[Extracted data entries]
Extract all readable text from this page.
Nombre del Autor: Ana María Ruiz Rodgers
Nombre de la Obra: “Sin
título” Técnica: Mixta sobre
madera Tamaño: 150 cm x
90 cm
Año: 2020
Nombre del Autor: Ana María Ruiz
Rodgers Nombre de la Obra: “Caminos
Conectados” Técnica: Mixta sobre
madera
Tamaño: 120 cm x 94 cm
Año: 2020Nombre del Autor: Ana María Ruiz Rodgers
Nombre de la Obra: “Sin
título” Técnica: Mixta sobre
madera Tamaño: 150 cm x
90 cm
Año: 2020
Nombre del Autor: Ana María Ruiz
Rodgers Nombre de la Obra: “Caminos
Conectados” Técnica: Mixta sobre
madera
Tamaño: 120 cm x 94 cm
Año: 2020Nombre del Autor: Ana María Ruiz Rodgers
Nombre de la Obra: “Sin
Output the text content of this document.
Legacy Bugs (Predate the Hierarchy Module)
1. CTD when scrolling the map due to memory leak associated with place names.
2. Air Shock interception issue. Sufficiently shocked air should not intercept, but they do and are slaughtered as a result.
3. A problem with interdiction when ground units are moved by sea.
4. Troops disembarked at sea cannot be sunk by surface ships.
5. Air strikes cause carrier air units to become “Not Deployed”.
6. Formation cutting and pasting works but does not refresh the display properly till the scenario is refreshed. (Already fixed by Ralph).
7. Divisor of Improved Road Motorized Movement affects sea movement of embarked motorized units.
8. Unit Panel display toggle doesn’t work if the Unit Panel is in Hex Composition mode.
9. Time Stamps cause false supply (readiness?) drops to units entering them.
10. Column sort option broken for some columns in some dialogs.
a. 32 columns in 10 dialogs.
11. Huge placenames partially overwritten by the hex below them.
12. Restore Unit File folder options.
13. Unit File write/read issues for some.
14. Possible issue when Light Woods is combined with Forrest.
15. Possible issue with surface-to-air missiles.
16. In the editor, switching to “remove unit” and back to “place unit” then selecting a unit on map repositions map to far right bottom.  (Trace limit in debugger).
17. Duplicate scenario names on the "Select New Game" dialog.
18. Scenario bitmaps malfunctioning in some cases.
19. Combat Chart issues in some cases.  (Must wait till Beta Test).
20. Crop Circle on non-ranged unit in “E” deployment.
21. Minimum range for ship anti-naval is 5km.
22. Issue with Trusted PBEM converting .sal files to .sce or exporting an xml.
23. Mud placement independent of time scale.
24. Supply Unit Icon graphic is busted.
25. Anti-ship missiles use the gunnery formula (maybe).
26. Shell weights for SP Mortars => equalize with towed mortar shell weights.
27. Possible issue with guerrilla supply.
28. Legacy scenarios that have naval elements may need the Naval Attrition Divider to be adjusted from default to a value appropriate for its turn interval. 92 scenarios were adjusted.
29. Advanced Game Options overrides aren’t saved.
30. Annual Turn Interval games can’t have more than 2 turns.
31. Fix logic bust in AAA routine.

| Exercise requirements |
In the entries above, find every line with the word "display" and list it.

| Response for this exercise |
6. Formation cutting and pasting works but does not refresh the display properly till the scenario is refreshed. (Already fixed by Ralph).
8. Unit Panel display toggle doesn’t work if the Unit Panel is in Hex Composition mode.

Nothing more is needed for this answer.